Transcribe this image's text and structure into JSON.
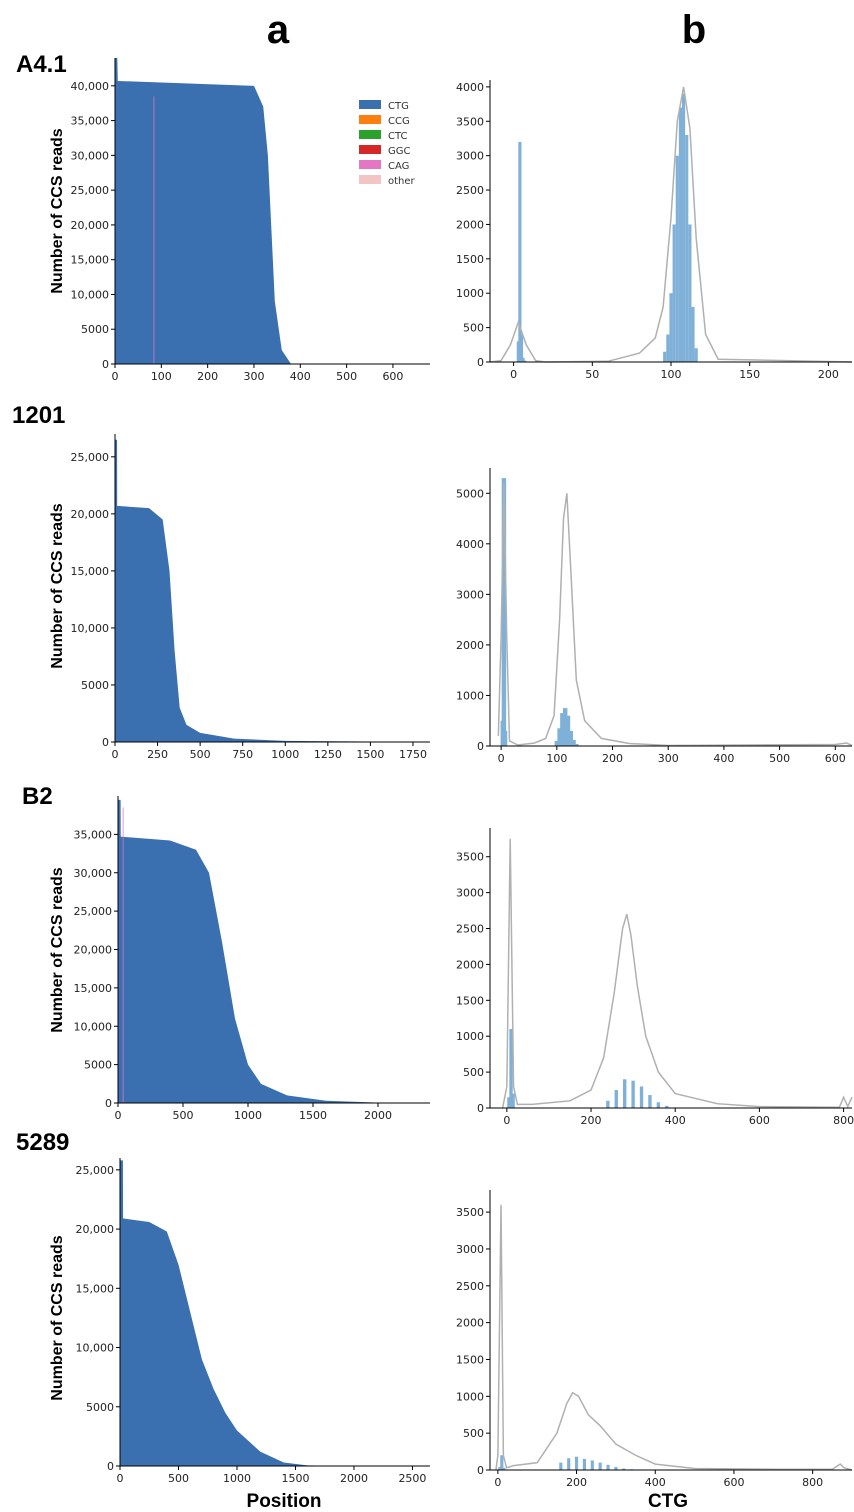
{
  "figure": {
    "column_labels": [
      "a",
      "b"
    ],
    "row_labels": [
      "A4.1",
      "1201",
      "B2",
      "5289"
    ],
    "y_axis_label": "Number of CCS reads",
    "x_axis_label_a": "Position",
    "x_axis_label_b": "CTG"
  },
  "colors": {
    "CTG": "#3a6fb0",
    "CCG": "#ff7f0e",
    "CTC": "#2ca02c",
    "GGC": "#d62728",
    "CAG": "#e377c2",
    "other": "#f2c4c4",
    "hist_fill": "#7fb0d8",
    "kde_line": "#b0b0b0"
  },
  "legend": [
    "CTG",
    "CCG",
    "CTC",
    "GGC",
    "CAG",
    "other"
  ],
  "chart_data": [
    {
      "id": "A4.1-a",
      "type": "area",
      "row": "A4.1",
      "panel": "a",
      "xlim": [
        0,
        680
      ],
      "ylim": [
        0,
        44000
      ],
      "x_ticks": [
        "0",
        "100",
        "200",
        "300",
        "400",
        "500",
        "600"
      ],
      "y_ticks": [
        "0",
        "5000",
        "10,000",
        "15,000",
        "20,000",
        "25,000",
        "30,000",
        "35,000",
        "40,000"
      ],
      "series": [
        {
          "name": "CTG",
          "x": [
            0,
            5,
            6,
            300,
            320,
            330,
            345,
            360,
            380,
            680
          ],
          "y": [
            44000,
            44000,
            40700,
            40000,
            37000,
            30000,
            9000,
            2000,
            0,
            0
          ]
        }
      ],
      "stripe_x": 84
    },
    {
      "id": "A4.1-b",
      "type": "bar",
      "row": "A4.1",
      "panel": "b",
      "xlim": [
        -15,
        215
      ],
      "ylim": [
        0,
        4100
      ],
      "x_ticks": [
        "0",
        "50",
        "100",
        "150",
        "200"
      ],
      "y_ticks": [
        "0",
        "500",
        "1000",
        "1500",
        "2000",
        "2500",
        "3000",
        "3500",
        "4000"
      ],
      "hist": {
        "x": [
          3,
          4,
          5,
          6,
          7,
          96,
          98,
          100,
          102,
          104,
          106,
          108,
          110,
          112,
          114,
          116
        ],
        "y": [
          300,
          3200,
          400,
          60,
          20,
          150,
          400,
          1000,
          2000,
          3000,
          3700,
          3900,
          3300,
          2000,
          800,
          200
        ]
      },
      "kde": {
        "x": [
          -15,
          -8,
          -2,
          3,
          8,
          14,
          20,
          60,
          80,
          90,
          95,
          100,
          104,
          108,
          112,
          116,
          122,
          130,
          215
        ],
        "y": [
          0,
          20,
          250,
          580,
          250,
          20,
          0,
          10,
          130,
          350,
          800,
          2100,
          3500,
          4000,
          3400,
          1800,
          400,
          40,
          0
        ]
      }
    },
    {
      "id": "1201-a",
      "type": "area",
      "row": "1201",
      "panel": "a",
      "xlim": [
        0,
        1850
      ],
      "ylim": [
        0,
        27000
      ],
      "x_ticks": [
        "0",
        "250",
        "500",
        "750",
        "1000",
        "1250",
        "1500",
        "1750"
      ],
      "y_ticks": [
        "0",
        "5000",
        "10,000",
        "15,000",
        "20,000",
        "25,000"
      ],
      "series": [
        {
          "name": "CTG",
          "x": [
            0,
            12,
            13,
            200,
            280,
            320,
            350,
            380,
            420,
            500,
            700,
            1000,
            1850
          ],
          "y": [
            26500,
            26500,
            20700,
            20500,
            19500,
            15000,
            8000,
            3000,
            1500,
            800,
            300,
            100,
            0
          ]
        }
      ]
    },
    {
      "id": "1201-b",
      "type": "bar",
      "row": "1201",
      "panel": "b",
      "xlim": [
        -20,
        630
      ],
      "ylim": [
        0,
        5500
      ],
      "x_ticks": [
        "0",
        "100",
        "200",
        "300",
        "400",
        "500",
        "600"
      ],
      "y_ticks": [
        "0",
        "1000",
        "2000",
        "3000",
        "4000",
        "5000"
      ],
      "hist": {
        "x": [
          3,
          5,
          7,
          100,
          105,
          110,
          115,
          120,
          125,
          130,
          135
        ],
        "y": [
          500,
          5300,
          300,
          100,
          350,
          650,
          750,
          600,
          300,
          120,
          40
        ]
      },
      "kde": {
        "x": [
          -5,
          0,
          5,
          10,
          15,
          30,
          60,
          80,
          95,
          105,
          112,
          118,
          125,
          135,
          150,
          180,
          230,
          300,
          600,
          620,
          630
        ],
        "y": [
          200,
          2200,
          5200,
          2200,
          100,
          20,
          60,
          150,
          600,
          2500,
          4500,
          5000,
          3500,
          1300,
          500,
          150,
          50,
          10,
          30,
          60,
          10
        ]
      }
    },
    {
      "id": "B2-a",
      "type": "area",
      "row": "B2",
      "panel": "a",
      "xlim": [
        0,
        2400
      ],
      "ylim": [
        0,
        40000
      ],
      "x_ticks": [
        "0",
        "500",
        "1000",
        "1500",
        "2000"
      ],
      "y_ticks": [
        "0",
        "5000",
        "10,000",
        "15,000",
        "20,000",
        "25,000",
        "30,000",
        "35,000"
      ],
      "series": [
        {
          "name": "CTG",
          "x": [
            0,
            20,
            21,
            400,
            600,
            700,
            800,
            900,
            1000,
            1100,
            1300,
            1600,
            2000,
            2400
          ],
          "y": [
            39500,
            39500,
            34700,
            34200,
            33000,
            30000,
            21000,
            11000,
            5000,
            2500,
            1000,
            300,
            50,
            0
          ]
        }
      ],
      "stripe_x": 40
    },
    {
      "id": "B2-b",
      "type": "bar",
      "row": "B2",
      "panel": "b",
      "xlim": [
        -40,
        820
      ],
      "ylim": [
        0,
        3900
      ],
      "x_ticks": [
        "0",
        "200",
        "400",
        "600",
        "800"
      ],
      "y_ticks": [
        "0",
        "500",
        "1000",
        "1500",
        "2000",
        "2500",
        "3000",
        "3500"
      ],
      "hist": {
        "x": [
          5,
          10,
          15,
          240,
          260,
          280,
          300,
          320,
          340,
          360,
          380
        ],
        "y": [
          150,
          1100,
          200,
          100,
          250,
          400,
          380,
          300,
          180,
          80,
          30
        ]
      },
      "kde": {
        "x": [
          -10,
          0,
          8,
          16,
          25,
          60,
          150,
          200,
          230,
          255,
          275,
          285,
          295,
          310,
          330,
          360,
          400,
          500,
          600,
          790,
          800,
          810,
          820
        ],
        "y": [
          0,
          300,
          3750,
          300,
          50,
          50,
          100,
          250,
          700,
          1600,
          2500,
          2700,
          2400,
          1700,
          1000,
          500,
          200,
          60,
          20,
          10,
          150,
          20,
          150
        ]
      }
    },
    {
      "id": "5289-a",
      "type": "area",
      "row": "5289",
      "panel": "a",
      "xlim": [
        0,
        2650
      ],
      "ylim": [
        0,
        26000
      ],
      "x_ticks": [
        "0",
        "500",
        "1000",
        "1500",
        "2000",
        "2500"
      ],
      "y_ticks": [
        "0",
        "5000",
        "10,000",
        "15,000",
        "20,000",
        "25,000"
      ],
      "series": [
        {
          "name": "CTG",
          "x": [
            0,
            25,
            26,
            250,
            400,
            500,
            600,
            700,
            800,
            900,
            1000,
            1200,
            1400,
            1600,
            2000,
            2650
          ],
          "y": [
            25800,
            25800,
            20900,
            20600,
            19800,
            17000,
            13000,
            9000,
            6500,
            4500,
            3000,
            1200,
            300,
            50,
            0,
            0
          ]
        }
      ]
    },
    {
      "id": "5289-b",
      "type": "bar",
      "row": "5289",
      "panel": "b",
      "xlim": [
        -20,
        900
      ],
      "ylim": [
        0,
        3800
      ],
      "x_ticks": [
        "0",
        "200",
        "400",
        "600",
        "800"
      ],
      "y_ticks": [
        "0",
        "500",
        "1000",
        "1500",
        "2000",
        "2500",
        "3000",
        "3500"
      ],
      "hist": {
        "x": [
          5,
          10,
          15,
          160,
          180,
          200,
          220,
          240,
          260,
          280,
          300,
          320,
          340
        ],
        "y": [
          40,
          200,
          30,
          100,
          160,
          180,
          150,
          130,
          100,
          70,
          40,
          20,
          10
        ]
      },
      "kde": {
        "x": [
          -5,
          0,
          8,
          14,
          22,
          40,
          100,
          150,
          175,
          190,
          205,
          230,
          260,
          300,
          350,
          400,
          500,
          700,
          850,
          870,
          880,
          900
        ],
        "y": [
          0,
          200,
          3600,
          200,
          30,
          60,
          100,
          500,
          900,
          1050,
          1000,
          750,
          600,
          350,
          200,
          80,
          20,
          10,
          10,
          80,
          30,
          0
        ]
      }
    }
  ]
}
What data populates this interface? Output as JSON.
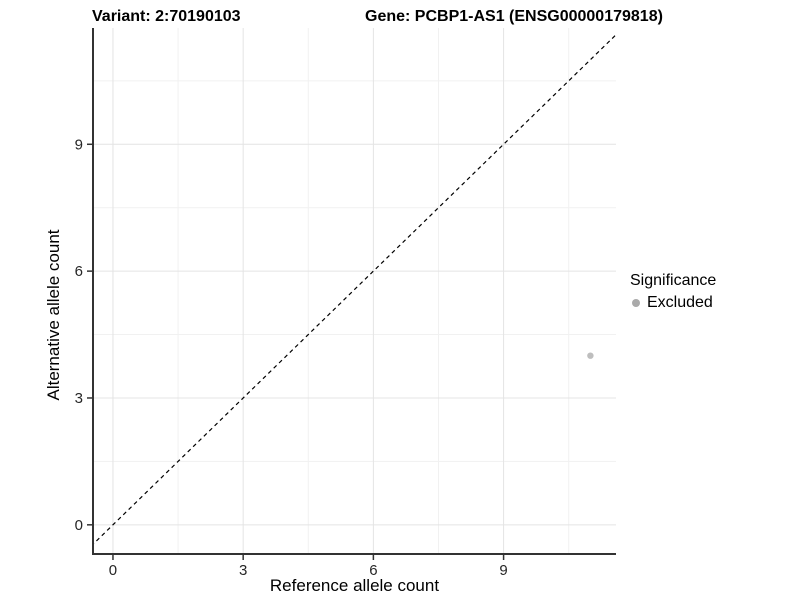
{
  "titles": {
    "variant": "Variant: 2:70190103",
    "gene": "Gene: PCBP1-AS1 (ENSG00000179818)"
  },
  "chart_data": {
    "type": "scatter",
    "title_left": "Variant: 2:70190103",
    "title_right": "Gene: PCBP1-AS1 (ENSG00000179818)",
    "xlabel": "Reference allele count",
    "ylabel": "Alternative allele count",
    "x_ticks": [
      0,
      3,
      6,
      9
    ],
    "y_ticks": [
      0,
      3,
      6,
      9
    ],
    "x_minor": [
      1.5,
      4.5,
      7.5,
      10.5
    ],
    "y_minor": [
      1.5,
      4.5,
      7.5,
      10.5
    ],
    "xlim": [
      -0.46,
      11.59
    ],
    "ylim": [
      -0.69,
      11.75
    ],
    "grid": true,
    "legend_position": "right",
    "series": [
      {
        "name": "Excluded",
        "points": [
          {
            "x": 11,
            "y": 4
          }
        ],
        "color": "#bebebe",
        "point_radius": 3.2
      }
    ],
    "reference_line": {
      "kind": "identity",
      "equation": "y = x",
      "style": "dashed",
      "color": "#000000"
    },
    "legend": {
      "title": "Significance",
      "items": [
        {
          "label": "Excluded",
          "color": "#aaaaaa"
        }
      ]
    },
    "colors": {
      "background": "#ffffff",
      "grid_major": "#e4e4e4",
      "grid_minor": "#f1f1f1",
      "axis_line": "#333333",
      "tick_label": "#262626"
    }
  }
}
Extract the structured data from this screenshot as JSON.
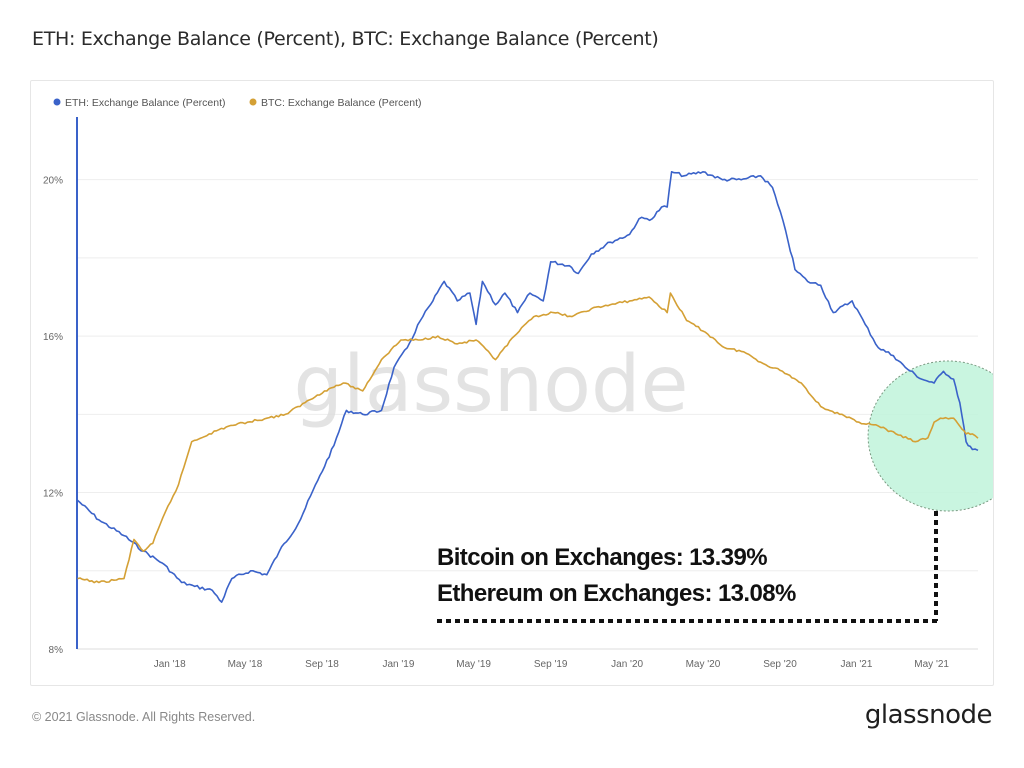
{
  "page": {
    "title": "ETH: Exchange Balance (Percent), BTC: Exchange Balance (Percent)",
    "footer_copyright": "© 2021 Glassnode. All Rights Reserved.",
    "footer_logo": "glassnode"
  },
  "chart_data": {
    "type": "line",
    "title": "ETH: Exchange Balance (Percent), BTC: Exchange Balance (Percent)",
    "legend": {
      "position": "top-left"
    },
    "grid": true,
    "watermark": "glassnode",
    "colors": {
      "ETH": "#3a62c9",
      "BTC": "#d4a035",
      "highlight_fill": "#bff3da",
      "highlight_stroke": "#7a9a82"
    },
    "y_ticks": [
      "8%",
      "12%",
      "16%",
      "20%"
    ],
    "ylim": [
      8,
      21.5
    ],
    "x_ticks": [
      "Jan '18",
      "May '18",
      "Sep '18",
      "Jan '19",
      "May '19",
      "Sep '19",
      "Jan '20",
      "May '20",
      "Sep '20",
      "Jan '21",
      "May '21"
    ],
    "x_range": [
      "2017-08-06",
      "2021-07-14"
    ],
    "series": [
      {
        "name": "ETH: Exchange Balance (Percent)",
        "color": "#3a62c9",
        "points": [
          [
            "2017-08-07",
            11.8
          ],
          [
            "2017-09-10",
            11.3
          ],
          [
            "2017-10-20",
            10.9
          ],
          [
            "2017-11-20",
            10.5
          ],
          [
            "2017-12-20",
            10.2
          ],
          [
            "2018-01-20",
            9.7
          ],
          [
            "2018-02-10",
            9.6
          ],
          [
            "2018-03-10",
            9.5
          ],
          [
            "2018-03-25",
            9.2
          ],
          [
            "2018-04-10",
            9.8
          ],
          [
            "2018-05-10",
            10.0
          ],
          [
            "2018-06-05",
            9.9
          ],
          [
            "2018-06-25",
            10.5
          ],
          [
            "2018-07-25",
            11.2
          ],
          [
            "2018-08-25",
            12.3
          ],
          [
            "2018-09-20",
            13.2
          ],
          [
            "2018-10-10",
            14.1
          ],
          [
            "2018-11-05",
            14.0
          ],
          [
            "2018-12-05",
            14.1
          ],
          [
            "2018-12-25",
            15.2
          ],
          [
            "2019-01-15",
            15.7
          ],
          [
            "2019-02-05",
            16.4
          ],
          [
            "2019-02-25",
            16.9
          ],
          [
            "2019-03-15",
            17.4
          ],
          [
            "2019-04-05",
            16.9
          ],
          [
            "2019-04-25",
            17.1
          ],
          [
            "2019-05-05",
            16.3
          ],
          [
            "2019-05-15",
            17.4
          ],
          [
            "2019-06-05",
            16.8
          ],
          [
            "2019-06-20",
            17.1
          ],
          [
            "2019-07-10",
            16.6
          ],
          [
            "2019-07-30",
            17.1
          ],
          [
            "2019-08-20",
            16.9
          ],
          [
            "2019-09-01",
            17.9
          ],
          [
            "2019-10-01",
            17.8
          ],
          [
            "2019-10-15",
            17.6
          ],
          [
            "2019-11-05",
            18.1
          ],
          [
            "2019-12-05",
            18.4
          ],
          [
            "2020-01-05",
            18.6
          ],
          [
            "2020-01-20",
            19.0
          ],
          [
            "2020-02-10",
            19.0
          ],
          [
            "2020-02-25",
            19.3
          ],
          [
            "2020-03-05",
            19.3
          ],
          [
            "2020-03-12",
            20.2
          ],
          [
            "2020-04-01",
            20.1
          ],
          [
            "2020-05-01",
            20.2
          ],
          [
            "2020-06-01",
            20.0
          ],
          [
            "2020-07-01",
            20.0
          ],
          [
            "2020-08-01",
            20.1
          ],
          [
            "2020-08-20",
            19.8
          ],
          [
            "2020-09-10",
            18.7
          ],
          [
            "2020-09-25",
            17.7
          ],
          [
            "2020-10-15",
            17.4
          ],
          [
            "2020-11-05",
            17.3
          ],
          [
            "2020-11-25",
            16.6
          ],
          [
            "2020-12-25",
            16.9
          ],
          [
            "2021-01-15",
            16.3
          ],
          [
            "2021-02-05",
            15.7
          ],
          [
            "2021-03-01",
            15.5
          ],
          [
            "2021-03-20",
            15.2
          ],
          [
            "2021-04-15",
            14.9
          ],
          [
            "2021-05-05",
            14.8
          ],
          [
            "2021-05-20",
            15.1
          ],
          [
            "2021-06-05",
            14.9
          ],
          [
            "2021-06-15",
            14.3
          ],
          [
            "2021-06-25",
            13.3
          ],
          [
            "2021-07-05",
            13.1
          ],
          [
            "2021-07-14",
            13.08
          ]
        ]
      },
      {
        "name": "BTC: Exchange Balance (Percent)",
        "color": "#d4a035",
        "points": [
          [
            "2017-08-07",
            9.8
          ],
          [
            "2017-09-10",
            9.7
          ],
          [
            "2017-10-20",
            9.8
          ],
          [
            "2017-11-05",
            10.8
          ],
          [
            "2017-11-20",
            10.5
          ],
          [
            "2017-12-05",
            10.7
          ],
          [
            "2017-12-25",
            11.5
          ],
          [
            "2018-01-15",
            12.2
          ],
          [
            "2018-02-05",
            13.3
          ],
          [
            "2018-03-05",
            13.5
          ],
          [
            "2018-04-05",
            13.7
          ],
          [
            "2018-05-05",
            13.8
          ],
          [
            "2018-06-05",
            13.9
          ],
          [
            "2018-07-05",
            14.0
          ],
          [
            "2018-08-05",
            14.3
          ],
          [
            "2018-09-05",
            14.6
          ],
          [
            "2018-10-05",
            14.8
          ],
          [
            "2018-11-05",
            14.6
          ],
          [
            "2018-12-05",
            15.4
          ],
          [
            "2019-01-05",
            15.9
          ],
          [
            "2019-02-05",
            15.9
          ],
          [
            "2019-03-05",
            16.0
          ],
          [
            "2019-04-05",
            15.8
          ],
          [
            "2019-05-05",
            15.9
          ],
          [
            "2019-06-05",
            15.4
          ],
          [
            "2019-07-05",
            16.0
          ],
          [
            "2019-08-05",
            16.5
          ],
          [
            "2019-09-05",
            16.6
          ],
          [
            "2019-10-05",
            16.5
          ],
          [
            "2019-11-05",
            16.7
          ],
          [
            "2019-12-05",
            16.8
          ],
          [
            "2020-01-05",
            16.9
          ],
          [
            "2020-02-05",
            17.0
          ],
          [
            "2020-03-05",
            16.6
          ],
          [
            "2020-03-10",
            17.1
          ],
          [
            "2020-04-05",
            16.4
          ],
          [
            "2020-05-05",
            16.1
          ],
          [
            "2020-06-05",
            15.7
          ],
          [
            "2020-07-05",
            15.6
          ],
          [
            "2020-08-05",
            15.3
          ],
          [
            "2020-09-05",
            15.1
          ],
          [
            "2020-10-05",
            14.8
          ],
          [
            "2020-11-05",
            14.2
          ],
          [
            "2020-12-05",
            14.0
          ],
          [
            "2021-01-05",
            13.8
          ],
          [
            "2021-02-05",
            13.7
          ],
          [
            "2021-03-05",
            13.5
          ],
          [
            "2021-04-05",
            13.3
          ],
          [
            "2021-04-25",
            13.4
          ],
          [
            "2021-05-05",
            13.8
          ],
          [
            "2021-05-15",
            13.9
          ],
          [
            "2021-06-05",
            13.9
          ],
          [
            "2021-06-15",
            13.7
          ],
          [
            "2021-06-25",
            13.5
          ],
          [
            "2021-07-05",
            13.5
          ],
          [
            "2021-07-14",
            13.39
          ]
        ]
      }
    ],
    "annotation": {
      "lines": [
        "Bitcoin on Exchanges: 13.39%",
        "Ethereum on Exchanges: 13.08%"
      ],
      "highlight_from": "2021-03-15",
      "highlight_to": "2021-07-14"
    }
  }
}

──────────────────────────────

> [TASK INSTRUCTIONS]: Copy each line above that contains the string "Percent".

> [EXERCISE RESULT]:
    "title": "ETH: Exchange Balance (Percent), BTC: Exchange Balance (Percent)",
    "title": "ETH: Exchange Balance (Percent), BTC: Exchange Balance (Percent)",
        "name": "ETH: Exchange Balance (Percent)",
        "name": "BTC: Exchange Balance (Percent)",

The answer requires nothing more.